Extract to read
==================================================
# MatMan Home Soon



## raymo (Aug 10, 2008)

*Great photo.*

Matman is definitely rigged for river fun and excitement. You have to love his bye bye boat survival pack, secured to his chest, like if you float away without me, I'm packing enough, to get me down to where ever you are. The counter weights, duck taped by his oar handles are great too. Sometimes we would duck tape five to eight pounds of lead bars, by our 14 ft. apitong oar handles for counter weights too. Then duck some foam rubber near the oar blades so if one droped into the river the blade end would float to the surface. I'm sure Matman is having to much fun and thinking about the rest of us stuck back at the barn.


----------



## lilbillm (Mar 15, 2013)

Tom/raymo---just want to be clear:he's solo?how many days to where?look forward to his story/vids.


----------



## Electric-Mayhem (Jan 19, 2004)

I don't think he was doing it Solo unless his buddies fell through. He invited me along but I had already used my once per year allocation. I think it was 4 guys 3 rafts on a 21 day trip...so he should be getting of the river today or tomorrow. I really wanted to go, but rules are rules.
==================================================
Dataset content

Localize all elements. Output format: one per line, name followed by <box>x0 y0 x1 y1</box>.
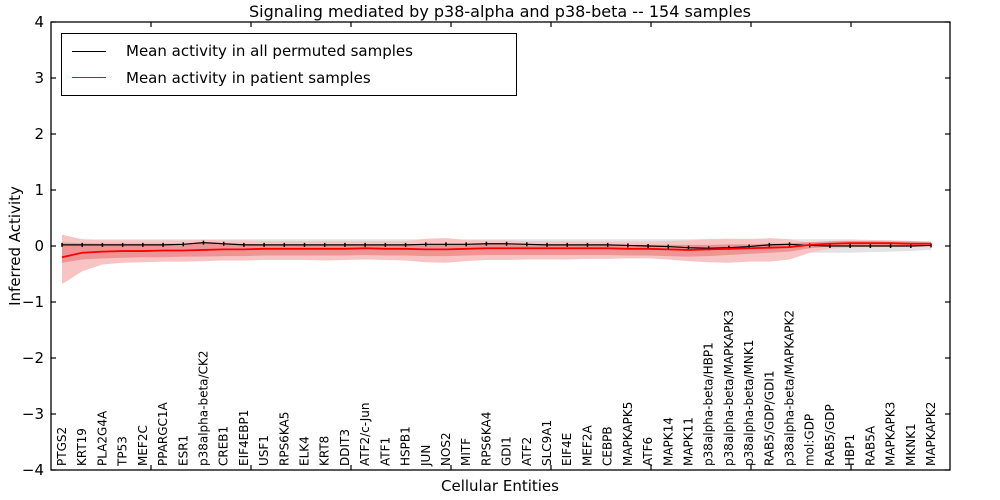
x-tick-label: SLC9A1 <box>540 420 554 466</box>
x-tick-label: p38alpha-beta/MNK1 <box>742 340 756 466</box>
x-tick-label: RAB5A <box>863 425 877 466</box>
x-tick-label: ATF6 <box>641 437 655 466</box>
x-tick-label: ATF2/c-Jun <box>358 402 372 466</box>
x-tick-label: ELK4 <box>298 436 312 466</box>
y-tick-label: 2 <box>34 125 44 143</box>
x-tick-label: EIF4EBP1 <box>237 410 251 466</box>
x-tick-label: MAPK14 <box>661 417 675 466</box>
x-tick-label: ATF1 <box>378 437 392 466</box>
x-tick-label: MEF2C <box>136 425 150 466</box>
legend-label-patient: Mean activity in patient samples <box>126 68 371 87</box>
x-tick-label: NOS2 <box>439 432 453 466</box>
x-tick-label: DDIT3 <box>338 429 352 466</box>
x-tick-label: EIF4E <box>560 433 574 466</box>
y-tick-label: −1 <box>21 293 44 311</box>
series-line-patient <box>61 242 931 259</box>
x-tick-label: MAPKAPK2 <box>924 402 938 466</box>
x-tick-label: GDI1 <box>500 436 514 466</box>
x-tick-label: TP53 <box>116 436 130 467</box>
x-tick-label: PLA2G4A <box>95 410 109 466</box>
x-tick-label: HSPB1 <box>399 426 413 466</box>
band-patient-inner <box>62 240 931 263</box>
x-tick-label: CREB1 <box>217 426 231 466</box>
series-line-permuted <box>62 242 932 249</box>
y-tick-label: 4 <box>34 13 44 31</box>
x-tick-label: MAPKAPK5 <box>621 402 635 466</box>
x-tick-label: MAPK11 <box>681 417 695 466</box>
x-tick-label: mol:GDP <box>803 414 817 466</box>
y-tick-label: −3 <box>21 405 44 423</box>
x-tick-label: RAB5/GDP/GDI1 <box>762 370 776 466</box>
x-tick-label: PPARGC1A <box>156 401 170 466</box>
legend-line-patient-icon <box>72 77 106 79</box>
x-tick-label: PTGS2 <box>55 427 69 466</box>
x-tick-label: USF1 <box>257 435 271 466</box>
x-tick-label: MITF <box>459 438 473 466</box>
x-tick-label: ATF2 <box>520 437 534 466</box>
x-tick-label: KRT19 <box>75 428 89 466</box>
x-tick-label: RPS6KA4 <box>479 412 493 466</box>
x-axis-label: Cellular Entities <box>441 477 559 495</box>
x-tick-label: CEBPB <box>601 426 615 466</box>
chart-title: Signaling mediated by p38-alpha and p38-… <box>248 2 751 21</box>
x-tick-label: JUN <box>419 445 433 467</box>
x-tick-label: p38alpha-beta/MAPKAPK3 <box>722 310 736 466</box>
x-tick-label: MEF2A <box>580 425 594 466</box>
x-tick-label: RPS6KA5 <box>277 412 291 466</box>
legend-item-patient: Mean activity in patient samples <box>62 69 516 87</box>
x-tick-label: MKNK1 <box>904 423 918 466</box>
legend-line-permuted-icon <box>72 50 106 52</box>
legend-label-permuted: Mean activity in all permuted samples <box>126 42 413 61</box>
x-tick-label: p38alpha-beta/HBP1 <box>702 342 716 466</box>
y-tick-label: 0 <box>34 237 44 255</box>
x-tick-label: HBP1 <box>843 434 857 466</box>
x-tick-label: p38alpha-beta/CK2 <box>196 351 210 466</box>
x-tick-label: p38alpha-beta/MAPKAPK2 <box>783 310 797 466</box>
y-tick-label: 1 <box>34 181 44 199</box>
legend: Mean activity in all permuted samples Me… <box>61 33 517 96</box>
x-tick-label: ESR1 <box>176 435 190 466</box>
y-tick-label: −4 <box>21 461 44 479</box>
x-tick-label: MAPKAPK3 <box>884 402 898 466</box>
x-tick-label: RAB5/GDP <box>823 404 837 466</box>
band-patient-outer <box>62 234 931 285</box>
x-tick-label: KRT8 <box>318 436 332 466</box>
y-tick-label: 3 <box>34 69 44 87</box>
y-tick-label: −2 <box>21 349 44 367</box>
legend-item-permuted: Mean activity in all permuted samples <box>62 42 516 60</box>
==================================================
Problems to work on
• 1. Answer each question from the MatMan thread above:
(a) How long were the apitong oars that raymo mentions?
(b) How much lead bar weight did raymo's group tape by the oar handles?
(c) How many days does Electric-Mayhem say the trip lasts?
• 2. Which usernames appear as post headers in the MatMan thread? List all of them.

Solved problems
• 1.
(a) 14 ft.
(b) Five to eight pounds.
(c) 21 days.

• 2.
raymo
lilbillm
Electric-Mayhem